------ Material
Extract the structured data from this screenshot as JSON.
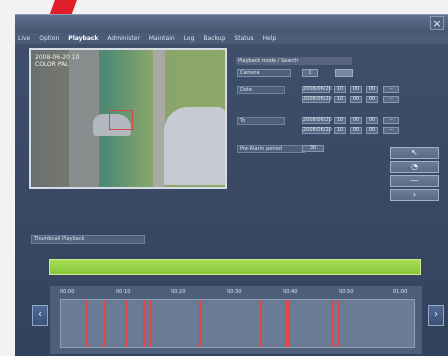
{
  "menu": {
    "items": [
      {
        "label": "Live"
      },
      {
        "label": "Option"
      },
      {
        "label": "Playback"
      },
      {
        "label": "Administer"
      },
      {
        "label": "Maintain"
      },
      {
        "label": "Log"
      },
      {
        "label": "Backup"
      },
      {
        "label": "Status"
      },
      {
        "label": "Help"
      }
    ],
    "active_index": 2
  },
  "window": {
    "close_label": "×"
  },
  "video": {
    "timestamp": "2008-06-20 10",
    "mode": "COLOR PAL"
  },
  "playback": {
    "panel_title": "Playback mode / Search",
    "select_value": "Camera",
    "thumbnail_label": "Thumbnail Playback",
    "rows": [
      {
        "label": "Date",
        "cells": [
          "2008/06/20",
          "10",
          "00",
          "00",
          "--"
        ]
      },
      {
        "label": "",
        "cells": [
          "2008/06/20",
          "10",
          "00",
          "00",
          "--"
        ]
      },
      {
        "label": "To",
        "cells": [
          "2008/06/20",
          "10",
          "00",
          "00",
          "--"
        ]
      },
      {
        "label": "",
        "cells": [
          "2008/06/20",
          "10",
          "00",
          "00",
          "--"
        ]
      },
      {
        "label": "Pre-Alarm period",
        "cells": [
          "30"
        ]
      }
    ],
    "right_buttons": [
      {
        "label": "↖"
      },
      {
        "label": "◔"
      },
      {
        "label": "—"
      },
      {
        "label": "›"
      }
    ],
    "spin_value": "1"
  },
  "timeline": {
    "ticks": [
      "00:00",
      "00:10",
      "00:20",
      "00:30",
      "00:40",
      "00:50",
      "01:00"
    ],
    "events": [
      0.07,
      0.12,
      0.18,
      0.23,
      0.25,
      0.39,
      0.56,
      0.63,
      0.64,
      0.76,
      0.78
    ]
  }
}
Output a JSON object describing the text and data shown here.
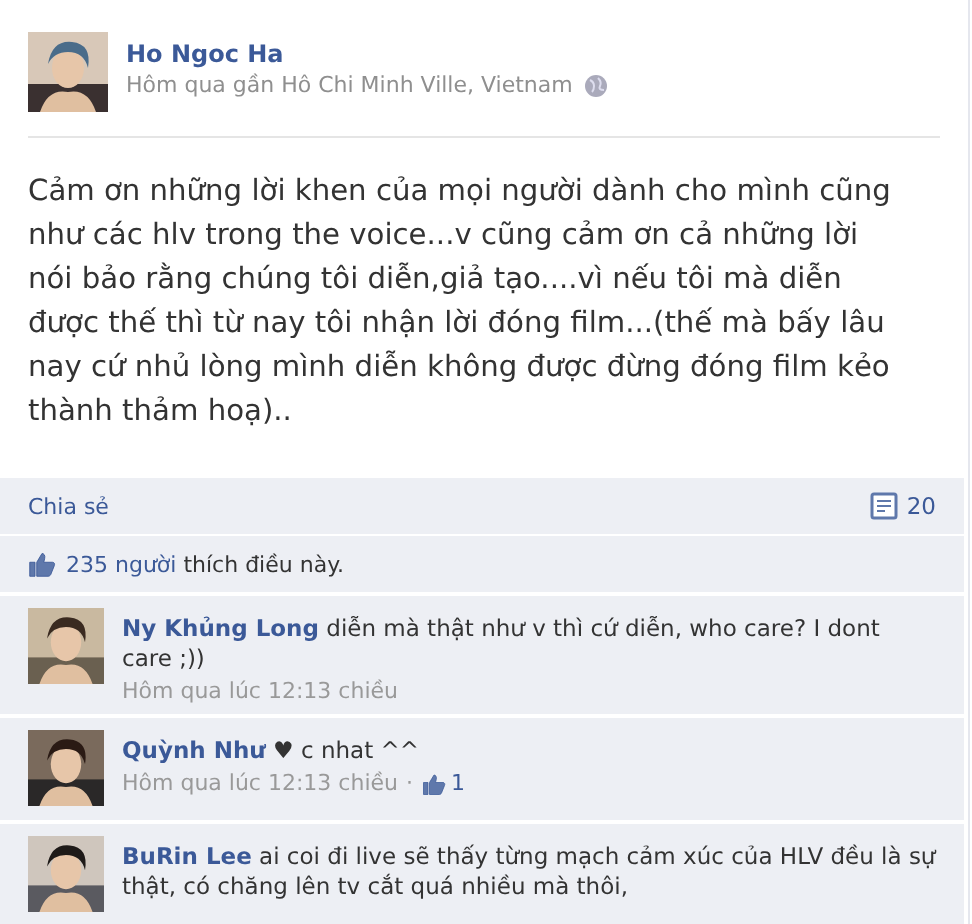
{
  "post": {
    "author": "Ho Ngoc Ha",
    "meta": "Hôm qua gần Hô Chi Minh Ville, Vietnam",
    "text": "Cảm ơn những lời khen của mọi người dành cho mình cũng như các hlv trong the voice...v cũng cảm ơn cả những lời nói bảo rằng chúng tôi diễn,giả tạo....vì nếu tôi mà diễn được thế thì từ nay tôi nhận lời đóng film...(thế mà bấy lâu nay cứ nhủ lòng mình diễn không được đừng đóng film kẻo thành thảm hoạ).."
  },
  "actions": {
    "share": "Chia sẻ",
    "comment_count": "20"
  },
  "likes": {
    "count": "235",
    "people": "người",
    "rest": "thích điều này."
  },
  "comments": [
    {
      "name": "Ny Khủng Long",
      "text": "diễn mà thật như v thì cứ diễn, who care? I dont care ;))",
      "time": "Hôm qua lúc 12:13 chiều"
    },
    {
      "name": "Quỳnh Như",
      "text": "♥ c nhat ^^",
      "time": "Hôm qua lúc 12:13 chiều",
      "separator": "·",
      "likes": "1"
    },
    {
      "name": "BuRin Lee",
      "text": "ai coi đi live sẽ thấy từng mạch cảm xúc của HLV đều là sự thật, có chăng lên tv cắt quá nhiều mà thôi,"
    }
  ]
}
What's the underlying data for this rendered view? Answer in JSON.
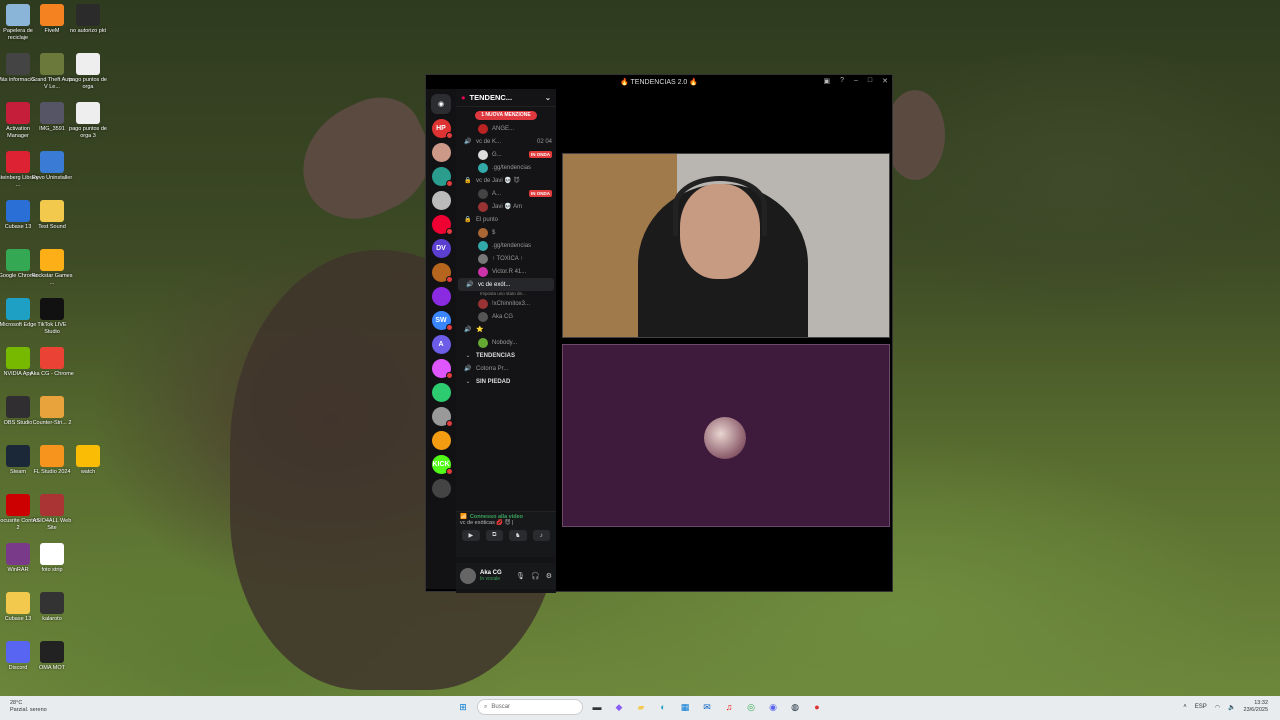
------------
Instructions for the task
Go through the records line by line and count those containing the string "mode". Give only the total.

The answer
2